--- Begin SUPPLIED ENTRIES ---

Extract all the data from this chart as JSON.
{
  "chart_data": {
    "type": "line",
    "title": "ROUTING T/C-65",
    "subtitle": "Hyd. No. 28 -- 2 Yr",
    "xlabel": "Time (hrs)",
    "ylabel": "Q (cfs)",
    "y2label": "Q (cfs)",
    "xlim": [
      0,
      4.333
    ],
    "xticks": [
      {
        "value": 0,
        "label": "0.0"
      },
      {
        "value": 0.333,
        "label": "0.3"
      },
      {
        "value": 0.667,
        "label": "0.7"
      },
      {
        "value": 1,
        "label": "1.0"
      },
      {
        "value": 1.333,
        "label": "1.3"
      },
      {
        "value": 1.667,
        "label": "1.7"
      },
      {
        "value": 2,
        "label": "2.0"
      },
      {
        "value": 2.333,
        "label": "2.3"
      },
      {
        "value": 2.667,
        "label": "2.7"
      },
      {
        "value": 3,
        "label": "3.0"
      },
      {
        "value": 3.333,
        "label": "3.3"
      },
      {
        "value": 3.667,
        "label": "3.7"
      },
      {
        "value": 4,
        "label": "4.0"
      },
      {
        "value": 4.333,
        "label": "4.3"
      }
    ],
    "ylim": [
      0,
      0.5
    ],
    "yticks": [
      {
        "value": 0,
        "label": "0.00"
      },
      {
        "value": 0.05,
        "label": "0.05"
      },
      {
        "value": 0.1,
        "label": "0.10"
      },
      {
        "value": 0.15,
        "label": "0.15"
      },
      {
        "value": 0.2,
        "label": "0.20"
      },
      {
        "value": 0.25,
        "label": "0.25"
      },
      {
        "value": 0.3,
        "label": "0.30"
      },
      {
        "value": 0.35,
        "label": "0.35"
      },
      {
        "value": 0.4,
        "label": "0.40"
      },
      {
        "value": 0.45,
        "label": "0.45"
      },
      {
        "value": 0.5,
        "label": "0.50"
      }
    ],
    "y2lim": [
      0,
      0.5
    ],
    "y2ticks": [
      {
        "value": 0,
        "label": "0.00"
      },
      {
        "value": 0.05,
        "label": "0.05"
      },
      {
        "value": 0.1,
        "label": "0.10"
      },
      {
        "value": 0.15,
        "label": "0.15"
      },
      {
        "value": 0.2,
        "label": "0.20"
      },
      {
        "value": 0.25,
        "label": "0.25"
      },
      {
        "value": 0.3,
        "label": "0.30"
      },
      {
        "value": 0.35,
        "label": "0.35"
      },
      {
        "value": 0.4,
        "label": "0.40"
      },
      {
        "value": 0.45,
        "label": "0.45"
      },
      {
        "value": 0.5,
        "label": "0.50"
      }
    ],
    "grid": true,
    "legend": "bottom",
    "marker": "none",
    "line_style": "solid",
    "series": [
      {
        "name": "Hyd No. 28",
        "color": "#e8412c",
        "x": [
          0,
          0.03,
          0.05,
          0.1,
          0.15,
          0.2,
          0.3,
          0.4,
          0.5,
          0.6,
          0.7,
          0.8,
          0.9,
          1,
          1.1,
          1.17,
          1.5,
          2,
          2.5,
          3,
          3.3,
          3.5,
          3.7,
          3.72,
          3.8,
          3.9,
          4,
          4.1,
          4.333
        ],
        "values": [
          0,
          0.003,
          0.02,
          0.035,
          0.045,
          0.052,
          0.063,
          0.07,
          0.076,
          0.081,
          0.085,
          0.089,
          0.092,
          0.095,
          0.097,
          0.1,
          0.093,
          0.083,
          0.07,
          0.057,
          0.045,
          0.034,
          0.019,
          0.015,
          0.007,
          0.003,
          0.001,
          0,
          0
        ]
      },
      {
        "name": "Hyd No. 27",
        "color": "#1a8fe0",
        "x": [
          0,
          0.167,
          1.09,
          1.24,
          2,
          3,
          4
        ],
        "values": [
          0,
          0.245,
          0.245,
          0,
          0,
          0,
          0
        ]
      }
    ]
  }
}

--- End SUPPLIED ENTRIES ---

From the listing above, reproduce all the lines exactly.

Extract all the data from this chart as JSON.
{
  "chart_data": {
    "type": "line",
    "title": "ROUTING T/C-65",
    "subtitle": "Hyd. No. 28 -- 2 Yr",
    "xlabel": "Time (hrs)",
    "ylabel": "Q (cfs)",
    "y2label": "Q (cfs)",
    "xlim": [
      0,
      4.333
    ],
    "xticks": [
      {
        "value": 0,
        "label": "0.0"
      },
      {
        "value": 0.333,
        "label": "0.3"
      },
      {
        "value": 0.667,
        "label": "0.7"
      },
      {
        "value": 1,
        "label": "1.0"
      },
      {
        "value": 1.333,
        "label": "1.3"
      },
      {
        "value": 1.667,
        "label": "1.7"
      },
      {
        "value": 2,
        "label": "2.0"
      },
      {
        "value": 2.333,
        "label": "2.3"
      },
      {
        "value": 2.667,
        "label": "2.7"
      },
      {
        "value": 3,
        "label": "3.0"
      },
      {
        "value": 3.333,
        "label": "3.3"
      },
      {
        "value": 3.667,
        "label": "3.7"
      },
      {
        "value": 4,
        "label": "4.0"
      },
      {
        "value": 4.333,
        "label": "4.3"
      }
    ],
    "ylim": [
      0,
      0.5
    ],
    "yticks": [
      {
        "value": 0,
        "label": "0.00"
      },
      {
        "value": 0.05,
        "label": "0.05"
      },
      {
        "value": 0.1,
        "label": "0.10"
      },
      {
        "value": 0.15,
        "label": "0.15"
      },
      {
        "value": 0.2,
        "label": "0.20"
      },
      {
        "value": 0.25,
        "label": "0.25"
      },
      {
        "value": 0.3,
        "label": "0.30"
      },
      {
        "value": 0.35,
        "label": "0.35"
      },
      {
        "value": 0.4,
        "label": "0.40"
      },
      {
        "value": 0.45,
        "label": "0.45"
      },
      {
        "value": 0.5,
        "label": "0.50"
      }
    ],
    "y2lim": [
      0,
      0.5
    ],
    "y2ticks": [
      {
        "value": 0,
        "label": "0.00"
      },
      {
        "value": 0.05,
        "label": "0.05"
      },
      {
        "value": 0.1,
        "label": "0.10"
      },
      {
        "value": 0.15,
        "label": "0.15"
      },
      {
        "value": 0.2,
        "label": "0.20"
      },
      {
        "value": 0.25,
        "label": "0.25"
      },
      {
        "value": 0.3,
        "label": "0.30"
      },
      {
        "value": 0.35,
        "label": "0.35"
      },
      {
        "value": 0.4,
        "label": "0.40"
      },
      {
        "value": 0.45,
        "label": "0.45"
      },
      {
        "value": 0.5,
        "label": "0.50"
      }
    ],
    "grid": true,
    "legend": "bottom",
    "marker": "none",
    "line_style": "solid",
    "series": [
      {
        "name": "Hyd No. 28",
        "color": "#e8412c",
        "x": [
          0,
          0.03,
          0.05,
          0.1,
          0.15,
          0.2,
          0.3,
          0.4,
          0.5,
          0.6,
          0.7,
          0.8,
          0.9,
          1,
          1.1,
          1.17,
          1.5,
          2,
          2.5,
          3,
          3.3,
          3.5,
          3.7,
          3.72,
          3.8,
          3.9,
          4,
          4.1,
          4.333
        ],
        "values": [
          0,
          0.003,
          0.02,
          0.035,
          0.045,
          0.052,
          0.063,
          0.07,
          0.076,
          0.081,
          0.085,
          0.089,
          0.092,
          0.095,
          0.097,
          0.1,
          0.093,
          0.083,
          0.07,
          0.057,
          0.045,
          0.034,
          0.019,
          0.015,
          0.007,
          0.003,
          0.001,
          0,
          0
        ]
      },
      {
        "name": "Hyd No. 27",
        "color": "#1a8fe0",
        "x": [
          0,
          0.167,
          1.09,
          1.24,
          2,
          3,
          4
        ],
        "values": [
          0,
          0.245,
          0.245,
          0,
          0,
          0,
          0
        ]
      }
    ]
  }
}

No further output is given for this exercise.